What you should do = Print, exactly and completely, every entry in the data.

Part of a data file
• • • •

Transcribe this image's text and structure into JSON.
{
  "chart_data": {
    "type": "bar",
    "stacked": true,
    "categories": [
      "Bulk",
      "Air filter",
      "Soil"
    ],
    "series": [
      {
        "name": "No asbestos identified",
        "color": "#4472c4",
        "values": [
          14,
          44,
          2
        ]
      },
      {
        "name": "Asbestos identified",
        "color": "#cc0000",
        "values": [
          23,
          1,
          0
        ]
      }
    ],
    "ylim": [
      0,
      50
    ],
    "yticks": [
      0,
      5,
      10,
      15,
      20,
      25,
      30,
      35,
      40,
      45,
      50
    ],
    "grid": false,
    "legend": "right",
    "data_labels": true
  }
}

• • • •

Worked solution =
Transcribe this image's text and structure into JSON.
{
  "chart_data": {
    "type": "bar",
    "stacked": true,
    "categories": [
      "Bulk",
      "Air filter",
      "Soil"
    ],
    "series": [
      {
        "name": "No asbestos identified",
        "color": "#4472c4",
        "values": [
          14,
          44,
          2
        ]
      },
      {
        "name": "Asbestos identified",
        "color": "#cc0000",
        "values": [
          23,
          1,
          0
        ]
      }
    ],
    "ylim": [
      0,
      50
    ],
    "yticks": [
      0,
      5,
      10,
      15,
      20,
      25,
      30,
      35,
      40,
      45,
      50
    ],
    "grid": false,
    "legend": "right",
    "data_labels": true
  }
}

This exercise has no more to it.